SHORT TASK | Where a line contains the word "name", copy that line.

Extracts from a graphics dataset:

— Start —

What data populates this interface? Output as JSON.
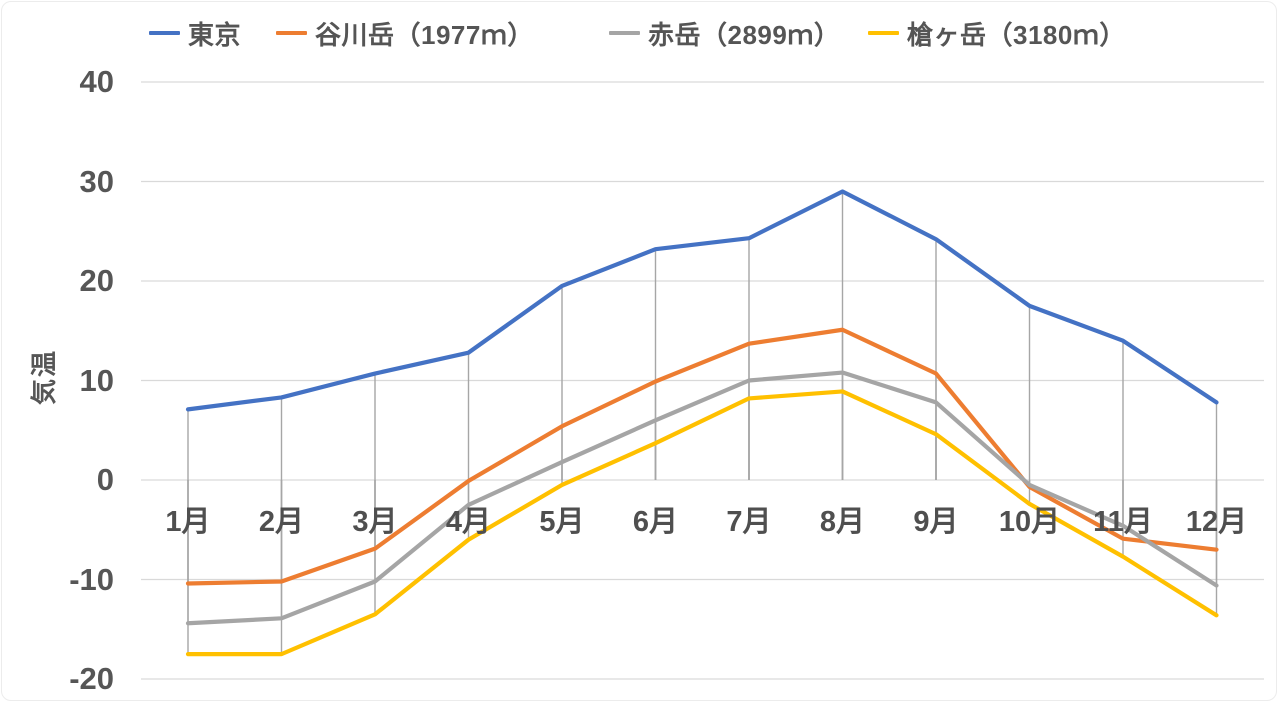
{
  "chart_data": {
    "type": "line",
    "title": "",
    "ylabel": "気温",
    "xlabel": "",
    "ylim": [
      -20,
      40
    ],
    "yticks": [
      40,
      30,
      20,
      10,
      0,
      -10,
      -20
    ],
    "categories": [
      "1月",
      "2月",
      "3月",
      "4月",
      "5月",
      "6月",
      "7月",
      "8月",
      "9月",
      "10月",
      "11月",
      "12月"
    ],
    "series": [
      {
        "name": "東京",
        "color": "#4472C4",
        "values": [
          7.1,
          8.3,
          10.7,
          12.8,
          19.5,
          23.2,
          24.3,
          29.0,
          24.2,
          17.5,
          14.0,
          7.8
        ]
      },
      {
        "name": "谷川岳（1977ｍ）",
        "color": "#ED7D31",
        "values": [
          -10.4,
          -10.2,
          -6.9,
          -0.1,
          5.4,
          9.9,
          13.7,
          15.1,
          10.7,
          -0.7,
          -5.9,
          -7.0
        ]
      },
      {
        "name": "赤岳（2899ｍ）",
        "color": "#A5A5A5",
        "values": [
          -14.4,
          -13.9,
          -10.2,
          -2.5,
          1.8,
          6.0,
          10.0,
          10.8,
          7.8,
          -0.5,
          -4.6,
          -10.6
        ]
      },
      {
        "name": "槍ヶ岳（3180ｍ）",
        "color": "#FFC000",
        "values": [
          -17.5,
          -17.5,
          -13.5,
          -6.0,
          -0.5,
          3.7,
          8.2,
          8.9,
          4.6,
          -2.4,
          -7.7,
          -13.6
        ]
      }
    ],
    "grid": true,
    "drop_lines_to_axis": true,
    "legend_position": "top",
    "colors": {
      "gridline": "#D9D9D9",
      "dropline": "#A6A6A6",
      "label_text": "#565656"
    }
  }
}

— End —

THE ANSWER |
        "name": "東京",
        "name": "谷川岳（1977ｍ）",
        "name": "赤岳（2899ｍ）",
        "name": "槍ヶ岳（3180ｍ）",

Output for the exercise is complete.